• **Given exercise**
Any pictures in the records below should be skipped; write out everything else exactly.

• **Supplied records**
"""
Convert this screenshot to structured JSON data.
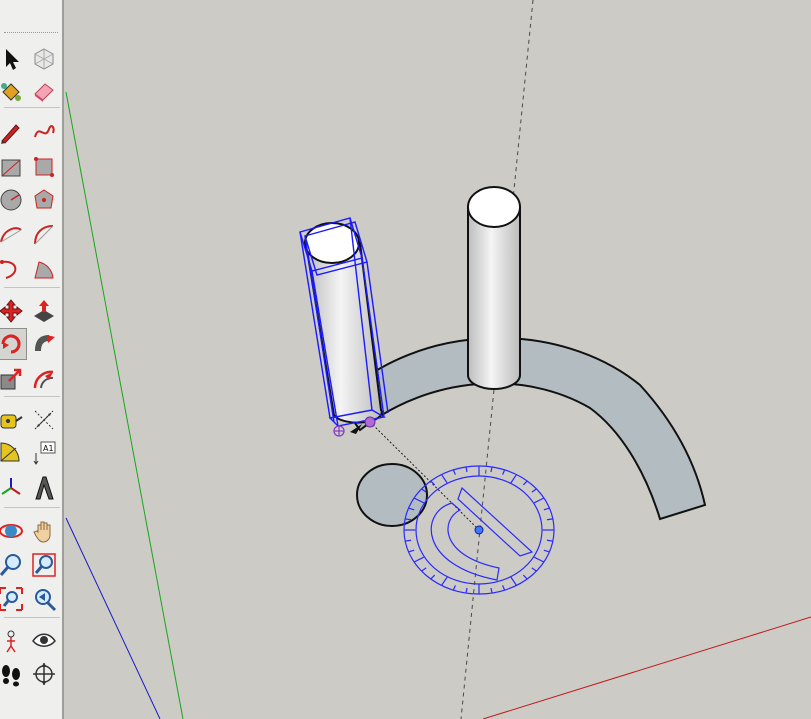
{
  "app": "SketchUp",
  "toolbar": {
    "tools": [
      {
        "name": "select-tool",
        "icon": "arrow-cursor-icon"
      },
      {
        "name": "make-component-tool",
        "icon": "component-cube-icon"
      },
      {
        "name": "paint-bucket-tool",
        "icon": "paint-bucket-icon"
      },
      {
        "name": "eraser-tool",
        "icon": "eraser-icon"
      },
      {
        "name": "line-tool",
        "icon": "pencil-icon"
      },
      {
        "name": "freehand-tool",
        "icon": "freehand-curve-icon"
      },
      {
        "name": "rectangle-tool",
        "icon": "rectangle-icon"
      },
      {
        "name": "rotated-rectangle-tool",
        "icon": "rotated-rectangle-icon"
      },
      {
        "name": "circle-tool",
        "icon": "circle-icon"
      },
      {
        "name": "polygon-tool",
        "icon": "polygon-icon"
      },
      {
        "name": "arc-tool",
        "icon": "arc-icon"
      },
      {
        "name": "two-point-arc-tool",
        "icon": "two-point-arc-icon"
      },
      {
        "name": "three-point-arc-tool",
        "icon": "three-point-arc-icon"
      },
      {
        "name": "pie-tool",
        "icon": "pie-icon"
      },
      {
        "name": "move-tool",
        "icon": "move-arrows-icon"
      },
      {
        "name": "push-pull-tool",
        "icon": "push-pull-icon"
      },
      {
        "name": "rotate-tool",
        "icon": "rotate-icon",
        "active": true
      },
      {
        "name": "follow-me-tool",
        "icon": "follow-me-icon"
      },
      {
        "name": "scale-tool",
        "icon": "scale-icon"
      },
      {
        "name": "offset-tool",
        "icon": "offset-icon"
      },
      {
        "name": "tape-measure-tool",
        "icon": "tape-measure-icon"
      },
      {
        "name": "dimension-tool",
        "icon": "dimension-icon"
      },
      {
        "name": "protractor-tool",
        "icon": "protractor-icon"
      },
      {
        "name": "text-tool",
        "icon": "text-label-icon",
        "label": "A1"
      },
      {
        "name": "axes-tool",
        "icon": "axes-icon"
      },
      {
        "name": "3d-text-tool",
        "icon": "3d-text-icon"
      },
      {
        "name": "orbit-tool",
        "icon": "orbit-icon"
      },
      {
        "name": "pan-tool",
        "icon": "pan-hand-icon"
      },
      {
        "name": "zoom-tool",
        "icon": "zoom-magnifier-icon"
      },
      {
        "name": "zoom-window-tool",
        "icon": "zoom-window-icon"
      },
      {
        "name": "zoom-extents-tool",
        "icon": "zoom-extents-icon"
      },
      {
        "name": "previous-view-tool",
        "icon": "previous-view-icon"
      },
      {
        "name": "position-camera-tool",
        "icon": "position-camera-icon"
      },
      {
        "name": "look-around-tool",
        "icon": "eye-icon"
      },
      {
        "name": "walk-tool",
        "icon": "footprints-icon"
      },
      {
        "name": "section-plane-tool",
        "icon": "section-plane-icon"
      }
    ]
  },
  "viewport": {
    "background": "#cccbc6",
    "axis_colors": {
      "red": "#c21a1a",
      "green": "#1ba51b",
      "blue": "#1b1bc4"
    },
    "selection_color": "#1a1aff",
    "face_colors": {
      "surface": "#b3bcc1",
      "top": "#ffffff",
      "cylinder": "#e2e2e2"
    }
  }
}
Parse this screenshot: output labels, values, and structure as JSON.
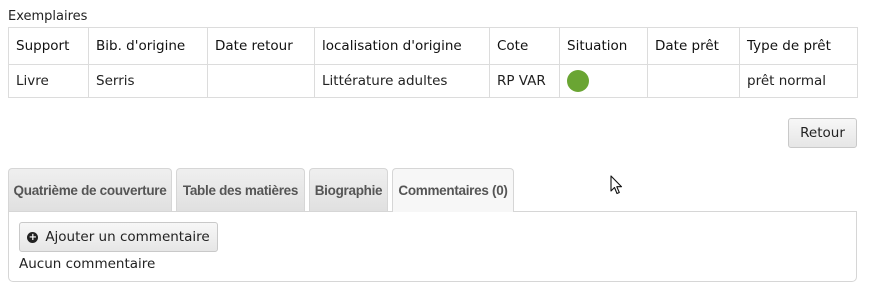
{
  "section": {
    "title": "Exemplaires"
  },
  "table": {
    "headers": [
      "Support",
      "Bib. d'origine",
      "Date retour",
      "localisation d'origine",
      "Cote",
      "Situation",
      "Date prêt",
      "Type de prêt"
    ],
    "rows": [
      {
        "support": "Livre",
        "bib": "Serris",
        "date_retour": "",
        "localisation": "Littérature adultes",
        "cote": "RP VAR",
        "situation_color": "#6aa533",
        "date_pret": "",
        "type_pret": "prêt normal"
      }
    ]
  },
  "buttons": {
    "retour": "Retour",
    "add_comment": "Ajouter un commentaire"
  },
  "tabs": [
    {
      "label": "Quatrième de couverture",
      "active": false
    },
    {
      "label": "Table des matières",
      "active": false
    },
    {
      "label": "Biographie",
      "active": false
    },
    {
      "label": "Commentaires (0)",
      "active": true
    }
  ],
  "comments": {
    "empty_text": "Aucun commentaire"
  },
  "icons": {
    "add": "plus-circle-icon",
    "cursor": "mouse-cursor-icon"
  }
}
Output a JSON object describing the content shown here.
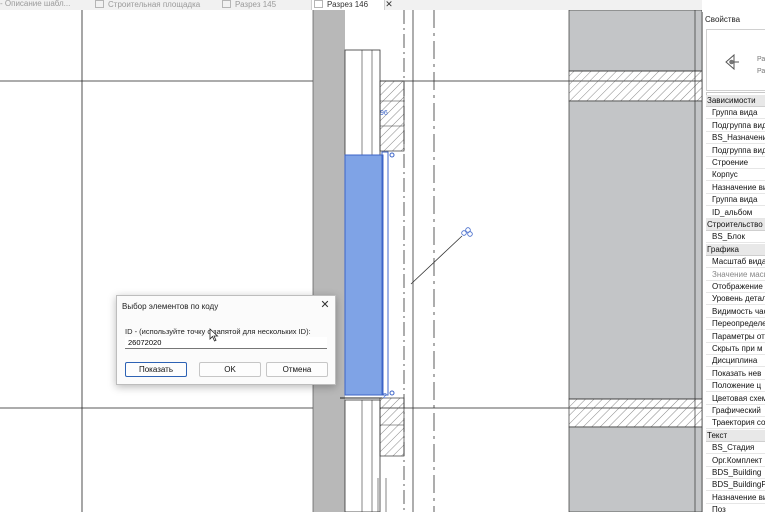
{
  "tabs": [
    {
      "label": "- Описание шабл...",
      "active": false
    },
    {
      "label": "Строительная площадка",
      "active": false
    },
    {
      "label": "Разрез 145",
      "active": false
    },
    {
      "label": "Разрез 146",
      "active": true
    }
  ],
  "tab_close": "✕",
  "canvas": {
    "tag_top": "96",
    "tag_bottom": "2"
  },
  "properties": {
    "title": "Свойства",
    "type_name_1": "Ра",
    "type_name_2": "Ра",
    "type_selector": "Разрез: Разрез",
    "groups": [
      {
        "header": "Зависимости",
        "rows": [
          "Группа вида",
          "Подгруппа вида",
          "BS_Назначение",
          "Подгруппа вида",
          "Строение",
          "Корпус",
          "Назначение вида",
          "Группа вида",
          "ID_альбом"
        ]
      },
      {
        "header": "Строительство",
        "rows": [
          "BS_Блок"
        ]
      },
      {
        "header": "Графика",
        "rows": [
          "Масштаб вида",
          "Значение масштаба",
          "Отображение",
          "Уровень детализации",
          "Видимость частей",
          "Переопределение",
          "Параметры от",
          "Скрыть при м",
          "Дисциплина",
          "Показать нев",
          "Положение ц",
          "Цветовая схема",
          "Графический",
          "Траектория со"
        ]
      },
      {
        "header": "Текст",
        "rows": [
          "BS_Стадия",
          "Орг.Комплект",
          "BDS_Building",
          "BDS_BuildingP",
          "Назначение ви",
          "Поз"
        ]
      }
    ]
  },
  "dialog": {
    "title": "Выбор элементов по коду",
    "close": "✕",
    "label": "ID - (используйте точку с запятой для нескольких ID):",
    "value": "26072020",
    "buttons": {
      "show": "Показать",
      "ok": "OK",
      "cancel": "Отмена"
    }
  },
  "colors": {
    "selection": "#7fa3e6",
    "selection_edge": "#3c64c8",
    "gray_band": "#b8b8b8",
    "panel_bg": "#c3c5c7"
  }
}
"""
• **Task output**
Convert this screenshot to structured JSON data.
{
  "app": "SketchUp",
  "toolbar": {
    "tools": [
      {
        "name": "select-tool",
        "icon": "arrow-cursor-icon"
      },
      {
        "name": "make-component-tool",
        "icon": "component-cube-icon"
      },
      {
        "name": "paint-bucket-tool",
        "icon": "paint-bucket-icon"
      },
      {
        "name": "eraser-tool",
        "icon": "eraser-icon"
      },
      {
        "name": "line-tool",
        "icon": "pencil-icon"
      },
      {
        "name": "freehand-tool",
        "icon": "freehand-curve-icon"
      },
      {
        "name": "rectangle-tool",
        "icon": "rectangle-icon"
      },
      {
        "name": "rotated-rectangle-tool",
        "icon": "rotated-rectangle-icon"
      },
      {
        "name": "circle-tool",
        "icon": "circle-icon"
      },
      {
        "name": "polygon-tool",
        "icon": "polygon-icon"
      },
      {
        "name": "arc-tool",
        "icon": "arc-icon"
      },
      {
        "name": "two-point-arc-tool",
        "icon": "two-point-arc-icon"
      },
      {
        "name": "three-point-arc-tool",
        "icon": "three-point-arc-icon"
      },
      {
        "name": "pie-tool",
        "icon": "pie-icon"
      },
      {
        "name": "move-tool",
        "icon": "move-arrows-icon"
      },
      {
        "name": "push-pull-tool",
        "icon": "push-pull-icon"
      },
      {
        "name": "rotate-tool",
        "icon": "rotate-icon",
        "active": true
      },
      {
        "name": "follow-me-tool",
        "icon": "follow-me-icon"
      },
      {
        "name": "scale-tool",
        "icon": "scale-icon"
      },
      {
        "name": "offset-tool",
        "icon": "offset-icon"
      },
      {
        "name": "tape-measure-tool",
        "icon": "tape-measure-icon"
      },
      {
        "name": "dimension-tool",
        "icon": "dimension-icon"
      },
      {
        "name": "protractor-tool",
        "icon": "protractor-icon"
      },
      {
        "name": "text-tool",
        "icon": "text-label-icon",
        "label": "A1"
      },
      {
        "name": "axes-tool",
        "icon": "axes-icon"
      },
      {
        "name": "3d-text-tool",
        "icon": "3d-text-icon"
      },
      {
        "name": "orbit-tool",
        "icon": "orbit-icon"
      },
      {
        "name": "pan-tool",
        "icon": "pan-hand-icon"
      },
      {
        "name": "zoom-tool",
        "icon": "zoom-magnifier-icon"
      },
      {
        "name": "zoom-window-tool",
        "icon": "zoom-window-icon"
      },
      {
        "name": "zoom-extents-tool",
        "icon": "zoom-extents-icon"
      },
      {
        "name": "previous-view-tool",
        "icon": "previous-view-icon"
      },
      {
        "name": "position-camera-tool",
        "icon": "position-camera-icon"
      },
      {
        "name": "look-around-tool",
        "icon": "eye-icon"
      },
      {
        "name": "walk-tool",
        "icon": "footprints-icon"
      },
      {
        "name": "section-plane-tool",
        "icon": "section-plane-icon"
      }
    ]
  },
  "viewport": {
    "background": "#cccbc6",
    "axis_colors": {
      "red": "#c21a1a",
      "green": "#1ba51b",
      "blue": "#1b1bc4"
    },
    "selection_color": "#1a1aff",
    "face_colors": {
      "surface": "#b3bcc1",
      "top": "#ffffff",
      "cylinder": "#e2e2e2"
    }
  }
}
Parse this screenshot: output labels, values, and structure as JSON.
{
  "section": {
    "title": "Exemplaires"
  },
  "table": {
    "headers": [
      "Support",
      "Bib. d'origine",
      "Date retour",
      "localisation d'origine",
      "Cote",
      "Situation",
      "Date prêt",
      "Type de prêt"
    ],
    "rows": [
      {
        "support": "Livre",
        "bib": "Serris",
        "date_retour": "",
        "localisation": "Littérature adultes",
        "cote": "RP VAR",
        "situation_color": "#6aa533",
        "date_pret": "",
        "type_pret": "prêt normal"
      }
    ]
  },
  "buttons": {
    "retour": "Retour",
    "add_comment": "Ajouter un commentaire"
  },
  "tabs": [
    {
      "label": "Quatrième de couverture",
      "active": false
    },
    {
      "label": "Table des matières",
      "active": false
    },
    {
      "label": "Biographie",
      "active": false
    },
    {
      "label": "Commentaires (0)",
      "active": true
    }
  ],
  "comments": {
    "empty_text": "Aucun commentaire"
  },
  "icons": {
    "add": "plus-circle-icon",
    "cursor": "mouse-cursor-icon"
  }
}
Output a JSON object describing the content shown here.
{
  "tabs": [
    {
      "label": "- Описание шабл...",
      "active": false
    },
    {
      "label": "Строительная площадка",
      "active": false
    },
    {
      "label": "Разрез 145",
      "active": false
    },
    {
      "label": "Разрез 146",
      "active": true
    }
  ],
  "tab_close": "✕",
  "canvas": {
    "tag_top": "96",
    "tag_bottom": "2"
  },
  "properties": {
    "title": "Свойства",
    "type_name_1": "Ра",
    "type_name_2": "Ра",
    "type_selector": "Разрез: Разрез",
    "groups": [
      {
        "header": "Зависимости",
        "rows": [
          "Группа вида",
          "Подгруппа вида",
          "BS_Назначение",
          "Подгруппа вида",
          "Строение",
          "Корпус",
          "Назначение вида",
          "Группа вида",
          "ID_альбом"
        ]
      },
      {
        "header": "Строительство",
        "rows": [
          "BS_Блок"
        ]
      },
      {
        "header": "Графика",
        "rows": [
          "Масштаб вида",
          "Значение масштаба",
          "Отображение",
          "Уровень детализации",
          "Видимость частей",
          "Переопределение",
          "Параметры от",
          "Скрыть при м",
          "Дисциплина",
          "Показать нев",
          "Положение ц",
          "Цветовая схема",
          "Графический",
          "Траектория со"
        ]
      },
      {
        "header": "Текст",
        "rows": [
          "BS_Стадия",
          "Орг.Комплект",
          "BDS_Building",
          "BDS_BuildingP",
          "Назначение ви",
          "Поз"
        ]
      }
    ]
  },
  "dialog": {
    "title": "Выбор элементов по коду",
    "close": "✕",
    "label": "ID - (используйте точку с запятой для нескольких ID):",
    "value": "26072020",
    "buttons": {
      "show": "Показать",
      "ok": "OK",
      "cancel": "Отмена"
    }
  },
  "colors": {
    "selection": "#7fa3e6",
    "selection_edge": "#3c64c8",
    "gray_band": "#b8b8b8",
    "panel_bg": "#c3c5c7"
  }
}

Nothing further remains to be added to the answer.